**Direction**
Check each line of the listing below for the string "Verkeersbelasting", and copy the ones that have it.
## start Supplied entries
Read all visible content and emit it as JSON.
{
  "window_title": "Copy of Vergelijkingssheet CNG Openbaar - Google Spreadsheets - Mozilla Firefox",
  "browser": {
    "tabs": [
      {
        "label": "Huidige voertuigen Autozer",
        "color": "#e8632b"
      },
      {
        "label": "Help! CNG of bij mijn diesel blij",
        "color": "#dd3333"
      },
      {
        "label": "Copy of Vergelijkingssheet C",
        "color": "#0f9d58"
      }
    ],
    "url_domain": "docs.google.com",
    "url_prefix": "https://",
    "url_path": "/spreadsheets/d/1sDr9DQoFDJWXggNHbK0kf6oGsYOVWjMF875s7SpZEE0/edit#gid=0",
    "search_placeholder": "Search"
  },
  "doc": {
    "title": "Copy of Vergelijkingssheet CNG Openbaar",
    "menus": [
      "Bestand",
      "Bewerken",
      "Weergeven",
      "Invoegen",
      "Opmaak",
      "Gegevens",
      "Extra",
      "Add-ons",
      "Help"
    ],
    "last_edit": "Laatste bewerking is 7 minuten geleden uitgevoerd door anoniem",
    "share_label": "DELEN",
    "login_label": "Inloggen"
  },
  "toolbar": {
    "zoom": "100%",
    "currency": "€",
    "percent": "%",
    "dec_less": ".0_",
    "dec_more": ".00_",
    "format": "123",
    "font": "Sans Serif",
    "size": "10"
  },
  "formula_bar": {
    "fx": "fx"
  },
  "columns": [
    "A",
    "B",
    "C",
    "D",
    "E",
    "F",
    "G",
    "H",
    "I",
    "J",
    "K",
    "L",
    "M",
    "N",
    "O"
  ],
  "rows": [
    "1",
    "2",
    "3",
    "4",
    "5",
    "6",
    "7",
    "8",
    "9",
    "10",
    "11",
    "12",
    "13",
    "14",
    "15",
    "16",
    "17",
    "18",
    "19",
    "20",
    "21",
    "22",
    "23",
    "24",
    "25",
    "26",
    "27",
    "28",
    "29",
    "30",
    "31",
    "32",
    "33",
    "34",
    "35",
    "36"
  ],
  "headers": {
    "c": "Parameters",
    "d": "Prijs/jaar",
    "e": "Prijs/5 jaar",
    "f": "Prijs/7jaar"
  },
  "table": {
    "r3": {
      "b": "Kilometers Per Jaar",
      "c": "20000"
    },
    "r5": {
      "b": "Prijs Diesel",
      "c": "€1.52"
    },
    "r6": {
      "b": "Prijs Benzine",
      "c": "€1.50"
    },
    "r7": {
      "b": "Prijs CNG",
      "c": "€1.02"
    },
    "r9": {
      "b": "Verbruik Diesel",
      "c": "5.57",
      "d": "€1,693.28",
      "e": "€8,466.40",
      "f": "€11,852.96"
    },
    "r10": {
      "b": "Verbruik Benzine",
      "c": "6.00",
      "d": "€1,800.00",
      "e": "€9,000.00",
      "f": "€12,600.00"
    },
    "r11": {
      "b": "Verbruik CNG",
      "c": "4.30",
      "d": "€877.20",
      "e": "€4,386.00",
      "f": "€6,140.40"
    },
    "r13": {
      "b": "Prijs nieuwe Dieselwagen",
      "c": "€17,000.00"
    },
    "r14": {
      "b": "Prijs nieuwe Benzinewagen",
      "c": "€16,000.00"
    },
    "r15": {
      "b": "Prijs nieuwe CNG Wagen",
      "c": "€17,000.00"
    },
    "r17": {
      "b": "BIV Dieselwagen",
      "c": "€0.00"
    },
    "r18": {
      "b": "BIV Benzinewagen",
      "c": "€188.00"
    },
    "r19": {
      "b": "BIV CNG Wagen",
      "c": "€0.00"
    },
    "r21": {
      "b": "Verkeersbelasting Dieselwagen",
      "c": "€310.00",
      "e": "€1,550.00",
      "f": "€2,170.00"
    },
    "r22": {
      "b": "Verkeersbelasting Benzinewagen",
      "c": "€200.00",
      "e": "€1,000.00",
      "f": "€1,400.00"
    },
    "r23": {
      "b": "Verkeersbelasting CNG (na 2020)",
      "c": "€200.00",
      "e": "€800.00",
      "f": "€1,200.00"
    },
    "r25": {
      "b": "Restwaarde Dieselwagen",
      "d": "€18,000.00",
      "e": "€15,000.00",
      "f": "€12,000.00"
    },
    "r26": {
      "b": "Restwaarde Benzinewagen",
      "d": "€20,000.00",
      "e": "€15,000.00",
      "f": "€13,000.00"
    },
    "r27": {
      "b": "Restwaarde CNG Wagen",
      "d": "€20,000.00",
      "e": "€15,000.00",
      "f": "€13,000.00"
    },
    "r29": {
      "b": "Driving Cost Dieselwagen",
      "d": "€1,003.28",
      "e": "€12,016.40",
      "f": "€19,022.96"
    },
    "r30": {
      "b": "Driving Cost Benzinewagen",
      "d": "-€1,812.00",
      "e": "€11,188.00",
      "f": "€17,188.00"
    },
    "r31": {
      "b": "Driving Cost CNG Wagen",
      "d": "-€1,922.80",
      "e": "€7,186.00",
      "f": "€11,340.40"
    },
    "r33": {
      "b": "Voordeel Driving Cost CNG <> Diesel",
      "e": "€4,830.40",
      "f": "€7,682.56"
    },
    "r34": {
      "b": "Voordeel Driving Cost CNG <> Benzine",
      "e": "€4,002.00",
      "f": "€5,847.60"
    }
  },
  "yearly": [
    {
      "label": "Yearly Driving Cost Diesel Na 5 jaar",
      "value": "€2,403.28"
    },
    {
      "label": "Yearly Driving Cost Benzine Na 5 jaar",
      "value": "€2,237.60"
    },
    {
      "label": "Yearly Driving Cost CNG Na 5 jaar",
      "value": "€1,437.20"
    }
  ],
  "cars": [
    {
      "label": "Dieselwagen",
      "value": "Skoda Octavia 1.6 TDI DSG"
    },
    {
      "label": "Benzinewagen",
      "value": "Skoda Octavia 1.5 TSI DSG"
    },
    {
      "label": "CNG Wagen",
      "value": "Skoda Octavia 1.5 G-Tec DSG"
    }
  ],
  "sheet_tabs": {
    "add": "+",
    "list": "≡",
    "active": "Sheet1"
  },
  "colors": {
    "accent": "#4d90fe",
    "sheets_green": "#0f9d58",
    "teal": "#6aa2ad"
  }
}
## end Supplied entries
**Complete response**
      "b": "Verkeersbelasting Dieselwagen",
      "b": "Verkeersbelasting Benzinewagen",
      "b": "Verkeersbelasting CNG (na 2020)",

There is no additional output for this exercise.